═════ Stored records ═════

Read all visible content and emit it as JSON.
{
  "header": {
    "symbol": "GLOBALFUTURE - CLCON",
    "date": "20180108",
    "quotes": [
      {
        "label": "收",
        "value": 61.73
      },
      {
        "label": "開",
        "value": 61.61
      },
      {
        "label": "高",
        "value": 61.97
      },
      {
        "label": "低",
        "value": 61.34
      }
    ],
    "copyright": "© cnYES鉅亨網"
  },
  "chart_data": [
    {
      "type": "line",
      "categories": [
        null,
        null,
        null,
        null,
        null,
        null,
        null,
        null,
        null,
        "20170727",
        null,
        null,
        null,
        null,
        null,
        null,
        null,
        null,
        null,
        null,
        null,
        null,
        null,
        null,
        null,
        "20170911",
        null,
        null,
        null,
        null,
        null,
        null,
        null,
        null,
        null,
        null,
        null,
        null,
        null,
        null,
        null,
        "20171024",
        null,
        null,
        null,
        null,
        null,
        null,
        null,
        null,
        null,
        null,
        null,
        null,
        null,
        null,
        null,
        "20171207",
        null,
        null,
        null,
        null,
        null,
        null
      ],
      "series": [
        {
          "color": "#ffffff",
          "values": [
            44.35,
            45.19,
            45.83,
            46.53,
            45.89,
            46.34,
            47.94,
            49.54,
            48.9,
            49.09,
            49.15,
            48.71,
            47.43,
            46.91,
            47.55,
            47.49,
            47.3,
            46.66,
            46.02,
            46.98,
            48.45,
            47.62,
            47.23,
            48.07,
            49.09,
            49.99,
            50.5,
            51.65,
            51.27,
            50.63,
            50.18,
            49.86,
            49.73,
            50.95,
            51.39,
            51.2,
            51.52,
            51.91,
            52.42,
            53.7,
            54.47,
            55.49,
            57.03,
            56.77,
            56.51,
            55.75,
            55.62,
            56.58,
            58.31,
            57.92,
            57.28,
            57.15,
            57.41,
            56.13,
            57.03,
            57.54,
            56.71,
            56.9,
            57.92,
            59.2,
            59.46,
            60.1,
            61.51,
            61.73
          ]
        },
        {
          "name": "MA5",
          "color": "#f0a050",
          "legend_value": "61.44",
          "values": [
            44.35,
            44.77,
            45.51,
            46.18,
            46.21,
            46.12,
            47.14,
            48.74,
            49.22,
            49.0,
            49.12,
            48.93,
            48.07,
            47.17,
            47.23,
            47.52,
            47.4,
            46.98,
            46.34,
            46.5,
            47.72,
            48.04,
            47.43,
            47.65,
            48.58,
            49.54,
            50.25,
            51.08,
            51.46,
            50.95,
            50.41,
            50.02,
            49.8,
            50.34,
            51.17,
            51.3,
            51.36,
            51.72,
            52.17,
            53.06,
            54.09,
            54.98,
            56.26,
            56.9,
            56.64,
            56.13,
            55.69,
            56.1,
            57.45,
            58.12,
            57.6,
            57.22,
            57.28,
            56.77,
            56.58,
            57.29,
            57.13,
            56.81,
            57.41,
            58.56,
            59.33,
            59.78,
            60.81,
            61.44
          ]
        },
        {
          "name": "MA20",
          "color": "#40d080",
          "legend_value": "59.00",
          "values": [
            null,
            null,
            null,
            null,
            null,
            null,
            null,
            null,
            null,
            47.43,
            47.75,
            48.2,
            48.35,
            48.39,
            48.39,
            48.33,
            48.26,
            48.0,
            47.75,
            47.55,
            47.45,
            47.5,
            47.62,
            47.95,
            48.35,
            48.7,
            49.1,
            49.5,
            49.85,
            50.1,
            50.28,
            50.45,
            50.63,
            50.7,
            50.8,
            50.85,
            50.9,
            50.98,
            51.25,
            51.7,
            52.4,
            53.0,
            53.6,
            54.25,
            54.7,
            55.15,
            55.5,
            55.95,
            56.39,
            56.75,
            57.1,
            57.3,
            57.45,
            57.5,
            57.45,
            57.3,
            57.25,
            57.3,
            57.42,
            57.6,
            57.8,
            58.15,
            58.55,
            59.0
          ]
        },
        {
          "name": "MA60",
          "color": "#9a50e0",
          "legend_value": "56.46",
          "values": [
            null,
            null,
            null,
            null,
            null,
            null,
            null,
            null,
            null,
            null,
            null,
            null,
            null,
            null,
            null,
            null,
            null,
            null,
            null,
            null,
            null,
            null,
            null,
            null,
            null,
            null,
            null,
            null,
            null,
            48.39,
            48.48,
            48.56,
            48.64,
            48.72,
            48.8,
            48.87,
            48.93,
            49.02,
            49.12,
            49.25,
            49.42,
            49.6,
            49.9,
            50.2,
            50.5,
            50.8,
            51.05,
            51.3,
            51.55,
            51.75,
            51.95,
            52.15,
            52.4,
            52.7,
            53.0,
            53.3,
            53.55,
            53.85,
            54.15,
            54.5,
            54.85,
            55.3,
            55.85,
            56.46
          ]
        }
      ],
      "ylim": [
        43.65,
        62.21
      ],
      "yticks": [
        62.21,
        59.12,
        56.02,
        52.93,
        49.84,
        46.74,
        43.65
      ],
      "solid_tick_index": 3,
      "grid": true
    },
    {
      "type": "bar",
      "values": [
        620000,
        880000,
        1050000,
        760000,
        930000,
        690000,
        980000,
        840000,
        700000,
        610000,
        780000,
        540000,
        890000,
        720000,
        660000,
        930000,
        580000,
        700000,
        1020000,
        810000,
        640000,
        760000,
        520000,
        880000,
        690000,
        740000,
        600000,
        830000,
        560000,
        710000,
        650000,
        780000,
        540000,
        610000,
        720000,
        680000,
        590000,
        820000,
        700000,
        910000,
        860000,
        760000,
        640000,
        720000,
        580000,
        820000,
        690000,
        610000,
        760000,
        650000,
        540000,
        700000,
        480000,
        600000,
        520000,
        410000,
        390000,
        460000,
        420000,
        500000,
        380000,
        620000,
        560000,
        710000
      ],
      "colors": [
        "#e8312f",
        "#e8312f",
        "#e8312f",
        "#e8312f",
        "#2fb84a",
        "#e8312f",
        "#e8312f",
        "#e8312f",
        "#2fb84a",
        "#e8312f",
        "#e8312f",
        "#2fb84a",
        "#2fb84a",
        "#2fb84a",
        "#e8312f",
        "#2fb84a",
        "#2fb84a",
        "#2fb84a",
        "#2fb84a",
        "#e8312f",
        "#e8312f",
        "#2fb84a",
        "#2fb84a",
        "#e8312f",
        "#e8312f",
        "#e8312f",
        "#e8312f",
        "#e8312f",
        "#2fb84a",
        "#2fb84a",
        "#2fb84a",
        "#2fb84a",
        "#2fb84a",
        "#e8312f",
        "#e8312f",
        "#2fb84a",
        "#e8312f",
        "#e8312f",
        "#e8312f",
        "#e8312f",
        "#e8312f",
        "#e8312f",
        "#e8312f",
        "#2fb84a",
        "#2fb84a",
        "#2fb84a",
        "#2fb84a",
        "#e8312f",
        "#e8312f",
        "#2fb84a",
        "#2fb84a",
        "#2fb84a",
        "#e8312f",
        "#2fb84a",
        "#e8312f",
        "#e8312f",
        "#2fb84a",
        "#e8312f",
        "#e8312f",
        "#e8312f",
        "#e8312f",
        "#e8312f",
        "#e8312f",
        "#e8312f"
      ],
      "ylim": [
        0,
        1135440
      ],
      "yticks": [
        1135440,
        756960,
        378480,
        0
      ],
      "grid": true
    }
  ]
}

═════

Output every entry shown above, exactly.

Read all visible content and emit it as JSON.
{
  "header": {
    "symbol": "GLOBALFUTURE - CLCON",
    "date": "20180108",
    "quotes": [
      {
        "label": "收",
        "value": 61.73
      },
      {
        "label": "開",
        "value": 61.61
      },
      {
        "label": "高",
        "value": 61.97
      },
      {
        "label": "低",
        "value": 61.34
      }
    ],
    "copyright": "© cnYES鉅亨網"
  },
  "chart_data": [
    {
      "type": "line",
      "categories": [
        null,
        null,
        null,
        null,
        null,
        null,
        null,
        null,
        null,
        "20170727",
        null,
        null,
        null,
        null,
        null,
        null,
        null,
        null,
        null,
        null,
        null,
        null,
        null,
        null,
        null,
        "20170911",
        null,
        null,
        null,
        null,
        null,
        null,
        null,
        null,
        null,
        null,
        null,
        null,
        null,
        null,
        null,
        "20171024",
        null,
        null,
        null,
        null,
        null,
        null,
        null,
        null,
        null,
        null,
        null,
        null,
        null,
        null,
        null,
        "20171207",
        null,
        null,
        null,
        null,
        null,
        null
      ],
      "series": [
        {
          "color": "#ffffff",
          "values": [
            44.35,
            45.19,
            45.83,
            46.53,
            45.89,
            46.34,
            47.94,
            49.54,
            48.9,
            49.09,
            49.15,
            48.71,
            47.43,
            46.91,
            47.55,
            47.49,
            47.3,
            46.66,
            46.02,
            46.98,
            48.45,
            47.62,
            47.23,
            48.07,
            49.09,
            49.99,
            50.5,
            51.65,
            51.27,
            50.63,
            50.18,
            49.86,
            49.73,
            50.95,
            51.39,
            51.2,
            51.52,
            51.91,
            52.42,
            53.7,
            54.47,
            55.49,
            57.03,
            56.77,
            56.51,
            55.75,
            55.62,
            56.58,
            58.31,
            57.92,
            57.28,
            57.15,
            57.41,
            56.13,
            57.03,
            57.54,
            56.71,
            56.9,
            57.92,
            59.2,
            59.46,
            60.1,
            61.51,
            61.73
          ]
        },
        {
          "name": "MA5",
          "color": "#f0a050",
          "legend_value": "61.44",
          "values": [
            44.35,
            44.77,
            45.51,
            46.18,
            46.21,
            46.12,
            47.14,
            48.74,
            49.22,
            49.0,
            49.12,
            48.93,
            48.07,
            47.17,
            47.23,
            47.52,
            47.4,
            46.98,
            46.34,
            46.5,
            47.72,
            48.04,
            47.43,
            47.65,
            48.58,
            49.54,
            50.25,
            51.08,
            51.46,
            50.95,
            50.41,
            50.02,
            49.8,
            50.34,
            51.17,
            51.3,
            51.36,
            51.72,
            52.17,
            53.06,
            54.09,
            54.98,
            56.26,
            56.9,
            56.64,
            56.13,
            55.69,
            56.1,
            57.45,
            58.12,
            57.6,
            57.22,
            57.28,
            56.77,
            56.58,
            57.29,
            57.13,
            56.81,
            57.41,
            58.56,
            59.33,
            59.78,
            60.81,
            61.44
          ]
        },
        {
          "name": "MA20",
          "color": "#40d080",
          "legend_value": "59.00",
          "values": [
            null,
            null,
            null,
            null,
            null,
            null,
            null,
            null,
            null,
            47.43,
            47.75,
            48.2,
            48.35,
            48.39,
            48.39,
            48.33,
            48.26,
            48.0,
            47.75,
            47.55,
            47.45,
            47.5,
            47.62,
            47.95,
            48.35,
            48.7,
            49.1,
            49.5,
            49.85,
            50.1,
            50.28,
            50.45,
            50.63,
            50.7,
            50.8,
            50.85,
            50.9,
            50.98,
            51.25,
            51.7,
            52.4,
            53.0,
            53.6,
            54.25,
            54.7,
            55.15,
            55.5,
            55.95,
            56.39,
            56.75,
            57.1,
            57.3,
            57.45,
            57.5,
            57.45,
            57.3,
            57.25,
            57.3,
            57.42,
            57.6,
            57.8,
            58.15,
            58.55,
            59.0
          ]
        },
        {
          "name": "MA60",
          "color": "#9a50e0",
          "legend_value": "56.46",
          "values": [
            null,
            null,
            null,
            null,
            null,
            null,
            null,
            null,
            null,
            null,
            null,
            null,
            null,
            null,
            null,
            null,
            null,
            null,
            null,
            null,
            null,
            null,
            null,
            null,
            null,
            null,
            null,
            null,
            null,
            48.39,
            48.48,
            48.56,
            48.64,
            48.72,
            48.8,
            48.87,
            48.93,
            49.02,
            49.12,
            49.25,
            49.42,
            49.6,
            49.9,
            50.2,
            50.5,
            50.8,
            51.05,
            51.3,
            51.55,
            51.75,
            51.95,
            52.15,
            52.4,
            52.7,
            53.0,
            53.3,
            53.55,
            53.85,
            54.15,
            54.5,
            54.85,
            55.3,
            55.85,
            56.46
          ]
        }
      ],
      "ylim": [
        43.65,
        62.21
      ],
      "yticks": [
        62.21,
        59.12,
        56.02,
        52.93,
        49.84,
        46.74,
        43.65
      ],
      "solid_tick_index": 3,
      "grid": true
    },
    {
      "type": "bar",
      "values": [
        620000,
        880000,
        1050000,
        760000,
        930000,
        690000,
        980000,
        840000,
        700000,
        610000,
        780000,
        540000,
        890000,
        720000,
        660000,
        930000,
        580000,
        700000,
        1020000,
        810000,
        640000,
        760000,
        520000,
        880000,
        690000,
        740000,
        600000,
        830000,
        560000,
        710000,
        650000,
        780000,
        540000,
        610000,
        720000,
        680000,
        590000,
        820000,
        700000,
        910000,
        860000,
        760000,
        640000,
        720000,
        580000,
        820000,
        690000,
        610000,
        760000,
        650000,
        540000,
        700000,
        480000,
        600000,
        520000,
        410000,
        390000,
        460000,
        420000,
        500000,
        380000,
        620000,
        560000,
        710000
      ],
      "colors": [
        "#e8312f",
        "#e8312f",
        "#e8312f",
        "#e8312f",
        "#2fb84a",
        "#e8312f",
        "#e8312f",
        "#e8312f",
        "#2fb84a",
        "#e8312f",
        "#e8312f",
        "#2fb84a",
        "#2fb84a",
        "#2fb84a",
        "#e8312f",
        "#2fb84a",
        "#2fb84a",
        "#2fb84a",
        "#2fb84a",
        "#e8312f",
        "#e8312f",
        "#2fb84a",
        "#2fb84a",
        "#e8312f",
        "#e8312f",
        "#e8312f",
        "#e8312f",
        "#e8312f",
        "#2fb84a",
        "#2fb84a",
        "#2fb84a",
        "#2fb84a",
        "#2fb84a",
        "#e8312f",
        "#e8312f",
        "#2fb84a",
        "#e8312f",
        "#e8312f",
        "#e8312f",
        "#e8312f",
        "#e8312f",
        "#e8312f",
        "#e8312f",
        "#2fb84a",
        "#2fb84a",
        "#2fb84a",
        "#2fb84a",
        "#e8312f",
        "#e8312f",
        "#2fb84a",
        "#2fb84a",
        "#2fb84a",
        "#e8312f",
        "#2fb84a",
        "#e8312f",
        "#e8312f",
        "#2fb84a",
        "#e8312f",
        "#e8312f",
        "#e8312f",
        "#e8312f",
        "#e8312f",
        "#e8312f",
        "#e8312f"
      ],
      "ylim": [
        0,
        1135440
      ],
      "yticks": [
        1135440,
        756960,
        378480,
        0
      ],
      "grid": true
    }
  ]
}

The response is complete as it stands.